> [Extracted records]:
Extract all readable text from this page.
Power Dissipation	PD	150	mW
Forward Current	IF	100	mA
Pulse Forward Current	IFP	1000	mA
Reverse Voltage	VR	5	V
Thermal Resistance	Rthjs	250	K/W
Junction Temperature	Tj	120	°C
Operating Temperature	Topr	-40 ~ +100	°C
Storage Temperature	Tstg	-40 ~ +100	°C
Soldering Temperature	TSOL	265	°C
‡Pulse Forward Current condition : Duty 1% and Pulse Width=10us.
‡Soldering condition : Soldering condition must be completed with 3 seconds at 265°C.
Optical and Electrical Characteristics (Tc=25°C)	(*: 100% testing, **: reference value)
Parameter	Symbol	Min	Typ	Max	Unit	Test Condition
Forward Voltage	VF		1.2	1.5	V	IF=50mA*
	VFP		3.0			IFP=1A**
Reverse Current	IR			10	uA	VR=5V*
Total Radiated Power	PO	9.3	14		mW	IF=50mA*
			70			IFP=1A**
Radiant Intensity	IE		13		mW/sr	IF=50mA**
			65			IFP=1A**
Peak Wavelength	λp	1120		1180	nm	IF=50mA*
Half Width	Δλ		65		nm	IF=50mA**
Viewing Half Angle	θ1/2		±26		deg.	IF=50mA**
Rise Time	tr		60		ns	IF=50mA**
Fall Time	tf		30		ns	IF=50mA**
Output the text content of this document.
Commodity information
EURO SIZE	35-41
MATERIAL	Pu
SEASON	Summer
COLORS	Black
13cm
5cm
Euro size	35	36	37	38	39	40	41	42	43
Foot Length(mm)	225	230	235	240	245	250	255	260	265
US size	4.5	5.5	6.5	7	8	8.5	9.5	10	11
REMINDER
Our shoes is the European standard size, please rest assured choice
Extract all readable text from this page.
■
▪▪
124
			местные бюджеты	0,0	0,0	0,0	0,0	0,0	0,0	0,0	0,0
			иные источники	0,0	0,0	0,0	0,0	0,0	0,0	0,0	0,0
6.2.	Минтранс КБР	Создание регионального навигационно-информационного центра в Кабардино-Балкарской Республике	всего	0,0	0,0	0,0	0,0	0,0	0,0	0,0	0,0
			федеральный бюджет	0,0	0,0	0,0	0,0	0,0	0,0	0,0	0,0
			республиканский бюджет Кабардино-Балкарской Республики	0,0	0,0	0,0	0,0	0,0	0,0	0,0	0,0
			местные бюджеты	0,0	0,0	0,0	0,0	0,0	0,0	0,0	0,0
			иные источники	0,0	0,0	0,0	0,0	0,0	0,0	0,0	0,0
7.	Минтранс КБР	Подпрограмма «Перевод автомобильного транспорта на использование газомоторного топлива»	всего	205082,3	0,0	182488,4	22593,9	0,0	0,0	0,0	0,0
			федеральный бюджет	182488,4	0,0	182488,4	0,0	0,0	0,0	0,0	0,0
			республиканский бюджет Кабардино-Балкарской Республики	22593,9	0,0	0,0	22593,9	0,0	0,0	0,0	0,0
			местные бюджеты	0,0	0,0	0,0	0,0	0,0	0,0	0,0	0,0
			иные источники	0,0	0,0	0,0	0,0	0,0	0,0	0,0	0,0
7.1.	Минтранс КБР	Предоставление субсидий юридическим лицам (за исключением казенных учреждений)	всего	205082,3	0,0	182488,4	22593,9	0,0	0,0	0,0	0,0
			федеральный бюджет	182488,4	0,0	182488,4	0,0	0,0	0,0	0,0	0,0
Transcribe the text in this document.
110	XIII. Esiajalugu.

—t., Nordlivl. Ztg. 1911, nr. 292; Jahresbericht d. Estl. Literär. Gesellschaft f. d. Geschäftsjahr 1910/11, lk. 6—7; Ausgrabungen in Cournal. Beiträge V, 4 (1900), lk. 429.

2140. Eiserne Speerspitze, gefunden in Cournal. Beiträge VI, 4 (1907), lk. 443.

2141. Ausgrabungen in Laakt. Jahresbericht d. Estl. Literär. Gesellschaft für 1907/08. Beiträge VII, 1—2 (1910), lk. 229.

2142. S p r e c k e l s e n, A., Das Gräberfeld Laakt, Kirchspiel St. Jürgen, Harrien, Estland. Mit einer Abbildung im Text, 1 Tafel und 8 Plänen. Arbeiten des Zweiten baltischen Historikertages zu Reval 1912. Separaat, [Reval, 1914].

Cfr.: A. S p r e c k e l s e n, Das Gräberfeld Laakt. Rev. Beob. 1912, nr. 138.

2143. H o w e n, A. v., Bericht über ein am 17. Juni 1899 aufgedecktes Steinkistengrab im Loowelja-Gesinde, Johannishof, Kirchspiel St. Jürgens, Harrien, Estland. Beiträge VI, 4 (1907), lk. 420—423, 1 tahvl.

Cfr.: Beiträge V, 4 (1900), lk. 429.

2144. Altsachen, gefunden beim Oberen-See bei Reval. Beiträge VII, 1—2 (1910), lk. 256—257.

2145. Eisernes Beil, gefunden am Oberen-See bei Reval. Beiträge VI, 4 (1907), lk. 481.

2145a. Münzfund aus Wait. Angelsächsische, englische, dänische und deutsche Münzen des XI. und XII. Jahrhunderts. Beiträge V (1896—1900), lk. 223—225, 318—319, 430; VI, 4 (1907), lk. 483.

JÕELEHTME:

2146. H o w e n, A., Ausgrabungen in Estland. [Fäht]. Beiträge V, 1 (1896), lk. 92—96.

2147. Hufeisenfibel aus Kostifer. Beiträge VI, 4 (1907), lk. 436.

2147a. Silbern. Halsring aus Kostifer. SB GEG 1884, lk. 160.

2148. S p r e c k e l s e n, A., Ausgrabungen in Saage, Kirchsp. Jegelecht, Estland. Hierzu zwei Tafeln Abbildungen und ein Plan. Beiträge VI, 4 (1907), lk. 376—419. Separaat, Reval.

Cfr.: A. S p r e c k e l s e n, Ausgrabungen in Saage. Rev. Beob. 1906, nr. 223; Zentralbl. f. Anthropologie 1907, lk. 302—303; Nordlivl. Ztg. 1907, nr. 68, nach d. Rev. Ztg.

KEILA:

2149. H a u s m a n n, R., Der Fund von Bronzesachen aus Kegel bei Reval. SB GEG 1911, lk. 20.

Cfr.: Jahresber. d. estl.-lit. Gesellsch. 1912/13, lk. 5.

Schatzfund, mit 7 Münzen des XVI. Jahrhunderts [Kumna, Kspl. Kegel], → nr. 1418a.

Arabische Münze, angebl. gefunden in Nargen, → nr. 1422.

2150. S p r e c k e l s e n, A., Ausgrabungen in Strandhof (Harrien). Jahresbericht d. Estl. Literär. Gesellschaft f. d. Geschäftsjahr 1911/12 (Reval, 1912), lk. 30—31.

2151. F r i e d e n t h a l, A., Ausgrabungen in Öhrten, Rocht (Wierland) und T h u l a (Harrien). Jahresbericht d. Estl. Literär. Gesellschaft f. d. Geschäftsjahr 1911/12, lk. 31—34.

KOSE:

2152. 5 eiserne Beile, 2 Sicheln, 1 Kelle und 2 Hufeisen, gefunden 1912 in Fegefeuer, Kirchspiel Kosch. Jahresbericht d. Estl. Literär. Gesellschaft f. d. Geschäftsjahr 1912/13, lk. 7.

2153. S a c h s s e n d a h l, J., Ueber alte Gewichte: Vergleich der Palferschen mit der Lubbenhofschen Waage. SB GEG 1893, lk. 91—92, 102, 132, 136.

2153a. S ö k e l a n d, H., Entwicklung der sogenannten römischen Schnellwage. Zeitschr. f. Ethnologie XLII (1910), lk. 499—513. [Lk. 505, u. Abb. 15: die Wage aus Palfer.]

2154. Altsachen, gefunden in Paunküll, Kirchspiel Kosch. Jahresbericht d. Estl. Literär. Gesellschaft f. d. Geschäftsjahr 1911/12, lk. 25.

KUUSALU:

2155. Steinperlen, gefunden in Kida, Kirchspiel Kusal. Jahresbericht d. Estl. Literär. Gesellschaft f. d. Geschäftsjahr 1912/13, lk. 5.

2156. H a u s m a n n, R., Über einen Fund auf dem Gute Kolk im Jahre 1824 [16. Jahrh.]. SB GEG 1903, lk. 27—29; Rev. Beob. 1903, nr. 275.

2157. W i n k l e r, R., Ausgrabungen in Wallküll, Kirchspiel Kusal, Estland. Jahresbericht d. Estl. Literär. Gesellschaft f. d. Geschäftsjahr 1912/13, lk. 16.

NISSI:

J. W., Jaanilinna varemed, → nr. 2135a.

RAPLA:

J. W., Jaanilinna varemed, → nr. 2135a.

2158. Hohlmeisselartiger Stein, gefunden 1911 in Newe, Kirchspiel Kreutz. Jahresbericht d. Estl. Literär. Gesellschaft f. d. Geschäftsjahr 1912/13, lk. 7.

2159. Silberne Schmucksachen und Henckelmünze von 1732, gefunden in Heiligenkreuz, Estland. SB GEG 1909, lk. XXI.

> [Given problem]: Identify each line of the material where the word "Республики" shows up, and copy it.

> [Solved problem]:
			республиканский бюджет Кабардино-Балкарской Республики	0,0	0,0	0,0	0,0	0,0	0,0	0,0	0,0
			республиканский бюджет Кабардино-Балкарской Республики	22593,9	0,0	0,0	22593,9	0,0	0,0	0,0	0,0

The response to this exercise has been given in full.